Extract each line of the material that follows exactly and omit its pictures.

════

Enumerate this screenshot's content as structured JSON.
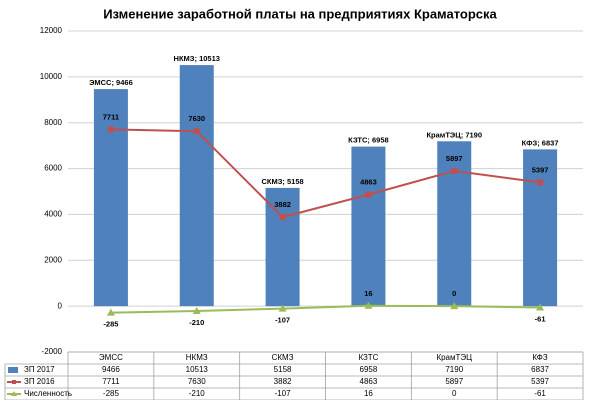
{
  "chart_data": {
    "type": "bar_line_table",
    "title": "Изменение заработной платы на предприятиях Краматорска",
    "categories": [
      "ЭМСС",
      "НКМЗ",
      "СКМЗ",
      "КЗТС",
      "КрамТЭЦ",
      "КФЗ"
    ],
    "series": [
      {
        "name": "ЗП 2017",
        "type": "bar",
        "color": "#4f81bd",
        "values": [
          9466,
          10513,
          5158,
          6958,
          7190,
          6837
        ],
        "value_labels": [
          "ЭМСС; 9466",
          "НКМЗ; 10513",
          "СКМЗ; 5158",
          "КЗТС; 6958",
          "КрамТЭЦ; 7190",
          "КФЗ; 6837"
        ]
      },
      {
        "name": "ЗП 2016",
        "type": "line",
        "marker": "square",
        "color": "#c0504d",
        "values": [
          7711,
          7630,
          3882,
          4863,
          5897,
          5397
        ]
      },
      {
        "name": "Численность",
        "type": "line",
        "marker": "triangle",
        "color": "#9bbb59",
        "values": [
          -285,
          -210,
          -107,
          16,
          0,
          -61
        ]
      }
    ],
    "ylim": [
      -2000,
      12000
    ],
    "yticks": [
      -2000,
      0,
      2000,
      4000,
      6000,
      8000,
      10000,
      12000
    ],
    "grid": true
  }
}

════

▶ ANSWER TO THE PROBLEM
Enumerate this screenshot's content as structured JSON.
{
  "chart_data": {
    "type": "bar_line_table",
    "title": "Изменение заработной платы на предприятиях Краматорска",
    "categories": [
      "ЭМСС",
      "НКМЗ",
      "СКМЗ",
      "КЗТС",
      "КрамТЭЦ",
      "КФЗ"
    ],
    "series": [
      {
        "name": "ЗП 2017",
        "type": "bar",
        "color": "#4f81bd",
        "values": [
          9466,
          10513,
          5158,
          6958,
          7190,
          6837
        ],
        "value_labels": [
          "ЭМСС; 9466",
          "НКМЗ; 10513",
          "СКМЗ; 5158",
          "КЗТС; 6958",
          "КрамТЭЦ; 7190",
          "КФЗ; 6837"
        ]
      },
      {
        "name": "ЗП 2016",
        "type": "line",
        "marker": "square",
        "color": "#c0504d",
        "values": [
          7711,
          7630,
          3882,
          4863,
          5897,
          5397
        ]
      },
      {
        "name": "Численность",
        "type": "line",
        "marker": "triangle",
        "color": "#9bbb59",
        "values": [
          -285,
          -210,
          -107,
          16,
          0,
          -61
        ]
      }
    ],
    "ylim": [
      -2000,
      12000
    ],
    "yticks": [
      -2000,
      0,
      2000,
      4000,
      6000,
      8000,
      10000,
      12000
    ],
    "grid": true
  }
}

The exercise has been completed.